═══ PROVIDED DATA
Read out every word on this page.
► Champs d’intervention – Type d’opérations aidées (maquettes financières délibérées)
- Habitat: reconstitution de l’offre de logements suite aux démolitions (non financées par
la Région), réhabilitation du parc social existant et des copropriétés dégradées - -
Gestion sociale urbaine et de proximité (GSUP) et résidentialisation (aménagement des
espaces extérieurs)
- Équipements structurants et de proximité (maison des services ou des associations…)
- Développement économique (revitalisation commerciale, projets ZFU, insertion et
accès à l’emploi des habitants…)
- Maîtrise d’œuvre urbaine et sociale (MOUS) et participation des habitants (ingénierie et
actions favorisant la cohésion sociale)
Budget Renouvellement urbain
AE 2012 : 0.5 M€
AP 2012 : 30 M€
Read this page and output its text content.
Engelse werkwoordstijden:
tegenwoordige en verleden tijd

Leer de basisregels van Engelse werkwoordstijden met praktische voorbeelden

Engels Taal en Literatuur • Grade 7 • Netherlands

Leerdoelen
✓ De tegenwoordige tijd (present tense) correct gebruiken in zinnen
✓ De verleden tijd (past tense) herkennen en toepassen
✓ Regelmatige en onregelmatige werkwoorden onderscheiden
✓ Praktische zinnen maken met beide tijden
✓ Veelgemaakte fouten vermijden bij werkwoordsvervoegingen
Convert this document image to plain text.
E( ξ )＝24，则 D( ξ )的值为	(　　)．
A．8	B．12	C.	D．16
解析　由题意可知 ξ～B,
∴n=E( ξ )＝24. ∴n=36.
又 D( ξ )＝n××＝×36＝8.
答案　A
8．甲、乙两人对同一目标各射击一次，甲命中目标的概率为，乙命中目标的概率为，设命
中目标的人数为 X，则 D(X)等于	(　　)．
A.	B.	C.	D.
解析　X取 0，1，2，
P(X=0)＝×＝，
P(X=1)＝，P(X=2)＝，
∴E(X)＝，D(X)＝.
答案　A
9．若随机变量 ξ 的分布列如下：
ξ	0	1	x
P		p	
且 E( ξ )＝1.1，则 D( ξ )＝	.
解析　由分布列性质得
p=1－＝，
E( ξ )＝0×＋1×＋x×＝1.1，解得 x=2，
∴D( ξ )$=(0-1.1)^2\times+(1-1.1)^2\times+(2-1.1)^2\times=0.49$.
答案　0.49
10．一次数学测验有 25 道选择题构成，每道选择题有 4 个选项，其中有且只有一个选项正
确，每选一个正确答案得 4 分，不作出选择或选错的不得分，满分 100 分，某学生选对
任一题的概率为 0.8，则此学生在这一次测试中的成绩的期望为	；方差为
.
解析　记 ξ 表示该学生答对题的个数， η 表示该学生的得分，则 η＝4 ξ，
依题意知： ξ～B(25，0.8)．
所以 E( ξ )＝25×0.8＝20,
══════
— EXERCISE —
Repeat each of the entries above precisely as given.

— COMPLETE OUTPUT —
Read out every word on this page.
► Champs d’intervention – Type d’opérations aidées (maquettes financières délibérées)
- Habitat: reconstitution de l’offre de logements suite aux démolitions (non financées par
la Région), réhabilitation du parc social existant et des copropriétés dégradées - -
Gestion sociale urbaine et de proximité (GSUP) et résidentialisation (aménagement des
espaces extérieurs)
- Équipements structurants et de proximité (maison des services ou des associations…)
- Développement économique (revitalisation commerciale, projets ZFU, insertion et
accès à l’emploi des habitants…)
- Maîtrise d’œuvre urbaine et sociale (MOUS) et participation des habitants (ingénierie et
actions favorisant la cohésion sociale)
Budget Renouvellement urbain
AE 2012 : 0.5 M€
AP 2012 : 30 M€
Read this page and output its text content.
Engelse werkwoordstijden:
tegenwoordige en verleden tijd

Leer de basisregels van Engelse werkwoordstijden met praktische voorbeelden

Engels Taal en Literatuur • Grade 7 • Netherlands

Leerdoelen
✓ De tegenwoordige tijd (present tense) correct gebruiken in zinnen
✓ De verleden tijd (past tense) herkennen en toepassen
✓ Regelmatige en onregelmatige werkwoorden onderscheiden
✓ Praktische zinnen maken met beide tijden
✓ Veelgemaakte fouten vermijden bij werkwoordsvervoegingen
Convert this document image to plain text.
E( ξ )＝24，则 D( ξ )的值为	(　　)．
A．8	B．12	C.	D．16
解析　由题意可知 ξ～B,
∴n=E( ξ )＝24. ∴n=36.
又 D( ξ )＝n××＝×36＝8.
答案　A
8．甲、乙两人对同一目标各射击一次，甲命中目标的概率为，乙命中目标的概率为，设命
中目标的人数为 X，则 D(X)等于	(　　)．
A.	B.	C.	D.
解析　X取 0，1，2，
P(X=0)＝×＝，
P(X=1)＝，P(X=2)＝，
∴E(X)＝，D(X)＝.
答案　A
9．若随机变量 ξ 的分布列如下：
ξ	0	1	x
P		p	
且 E( ξ )＝1.1，则 D( ξ )＝	.
解析　由分布列性质得
p=1－＝，
E( ξ )＝0×＋1×＋x×＝1.1，解得 x=2，
∴D( ξ )$=(0-1.1)^2\times+(1-1.1)^2\times+(2-1.1)^2\times=0.49$.
答案　0.49
10．一次数学测验有 25 道选择题构成，每道选择题有 4 个选项，其中有且只有一个选项正
确，每选一个正确答案得 4 分，不作出选择或选错的不得分，满分 100 分，某学生选对
任一题的概率为 0.8，则此学生在这一次测试中的成绩的期望为	；方差为
.
解析　记 ξ 表示该学生答对题的个数， η 表示该学生的得分，则 η＝4 ξ，
依题意知： ξ～B(25，0.8)．
所以 E( ξ )＝25×0.8＝20,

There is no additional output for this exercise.